▸ **Stated problem**: Output every record below exactly as it appears.

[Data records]
━━━━━━━━━━━━━━━━

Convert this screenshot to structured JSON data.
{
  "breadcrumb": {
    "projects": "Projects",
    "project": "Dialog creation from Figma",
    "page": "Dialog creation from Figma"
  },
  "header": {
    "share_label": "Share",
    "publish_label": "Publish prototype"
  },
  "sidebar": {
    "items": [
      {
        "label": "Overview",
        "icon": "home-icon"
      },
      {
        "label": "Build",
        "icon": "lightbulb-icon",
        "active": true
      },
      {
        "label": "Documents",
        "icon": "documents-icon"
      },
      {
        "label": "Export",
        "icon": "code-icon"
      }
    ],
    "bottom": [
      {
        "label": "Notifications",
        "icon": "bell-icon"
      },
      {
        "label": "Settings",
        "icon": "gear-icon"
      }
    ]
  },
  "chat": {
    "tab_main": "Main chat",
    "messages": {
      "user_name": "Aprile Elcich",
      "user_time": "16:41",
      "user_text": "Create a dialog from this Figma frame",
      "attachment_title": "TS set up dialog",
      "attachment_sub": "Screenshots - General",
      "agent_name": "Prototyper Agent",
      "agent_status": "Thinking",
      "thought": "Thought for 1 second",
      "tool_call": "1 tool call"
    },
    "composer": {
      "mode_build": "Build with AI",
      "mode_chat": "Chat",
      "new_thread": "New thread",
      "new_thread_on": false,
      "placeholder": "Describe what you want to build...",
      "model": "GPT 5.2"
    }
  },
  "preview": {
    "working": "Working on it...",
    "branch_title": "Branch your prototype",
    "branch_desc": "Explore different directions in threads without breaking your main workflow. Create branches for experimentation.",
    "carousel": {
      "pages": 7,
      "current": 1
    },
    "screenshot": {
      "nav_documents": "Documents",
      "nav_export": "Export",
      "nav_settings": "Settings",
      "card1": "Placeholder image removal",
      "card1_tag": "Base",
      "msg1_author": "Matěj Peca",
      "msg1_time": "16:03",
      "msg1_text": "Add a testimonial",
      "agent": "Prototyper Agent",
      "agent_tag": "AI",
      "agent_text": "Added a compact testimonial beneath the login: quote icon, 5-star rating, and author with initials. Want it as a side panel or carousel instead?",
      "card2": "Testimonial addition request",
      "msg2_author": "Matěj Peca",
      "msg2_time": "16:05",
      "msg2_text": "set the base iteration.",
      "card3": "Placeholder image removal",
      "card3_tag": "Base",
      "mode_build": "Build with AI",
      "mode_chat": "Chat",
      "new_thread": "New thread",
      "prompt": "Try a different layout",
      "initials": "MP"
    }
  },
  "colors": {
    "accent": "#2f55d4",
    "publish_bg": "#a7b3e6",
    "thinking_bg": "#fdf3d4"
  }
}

━━━━━━━━━━━━━━━━

▸ **Exercise solution**:
Convert this screenshot to structured JSON data.
{
  "breadcrumb": {
    "projects": "Projects",
    "project": "Dialog creation from Figma",
    "page": "Dialog creation from Figma"
  },
  "header": {
    "share_label": "Share",
    "publish_label": "Publish prototype"
  },
  "sidebar": {
    "items": [
      {
        "label": "Overview",
        "icon": "home-icon"
      },
      {
        "label": "Build",
        "icon": "lightbulb-icon",
        "active": true
      },
      {
        "label": "Documents",
        "icon": "documents-icon"
      },
      {
        "label": "Export",
        "icon": "code-icon"
      }
    ],
    "bottom": [
      {
        "label": "Notifications",
        "icon": "bell-icon"
      },
      {
        "label": "Settings",
        "icon": "gear-icon"
      }
    ]
  },
  "chat": {
    "tab_main": "Main chat",
    "messages": {
      "user_name": "Aprile Elcich",
      "user_time": "16:41",
      "user_text": "Create a dialog from this Figma frame",
      "attachment_title": "TS set up dialog",
      "attachment_sub": "Screenshots - General",
      "agent_name": "Prototyper Agent",
      "agent_status": "Thinking",
      "thought": "Thought for 1 second",
      "tool_call": "1 tool call"
    },
    "composer": {
      "mode_build": "Build with AI",
      "mode_chat": "Chat",
      "new_thread": "New thread",
      "new_thread_on": false,
      "placeholder": "Describe what you want to build...",
      "model": "GPT 5.2"
    }
  },
  "preview": {
    "working": "Working on it...",
    "branch_title": "Branch your prototype",
    "branch_desc": "Explore different directions in threads without breaking your main workflow. Create branches for experimentation.",
    "carousel": {
      "pages": 7,
      "current": 1
    },
    "screenshot": {
      "nav_documents": "Documents",
      "nav_export": "Export",
      "nav_settings": "Settings",
      "card1": "Placeholder image removal",
      "card1_tag": "Base",
      "msg1_author": "Matěj Peca",
      "msg1_time": "16:03",
      "msg1_text": "Add a testimonial",
      "agent": "Prototyper Agent",
      "agent_tag": "AI",
      "agent_text": "Added a compact testimonial beneath the login: quote icon, 5-star rating, and author with initials. Want it as a side panel or carousel instead?",
      "card2": "Testimonial addition request",
      "msg2_author": "Matěj Peca",
      "msg2_time": "16:05",
      "msg2_text": "set the base iteration.",
      "card3": "Placeholder image removal",
      "card3_tag": "Base",
      "mode_build": "Build with AI",
      "mode_chat": "Chat",
      "new_thread": "New thread",
      "prompt": "Try a different layout",
      "initials": "MP"
    }
  },
  "colors": {
    "accent": "#2f55d4",
    "publish_bg": "#a7b3e6",
    "thinking_bg": "#fdf3d4"
  }
}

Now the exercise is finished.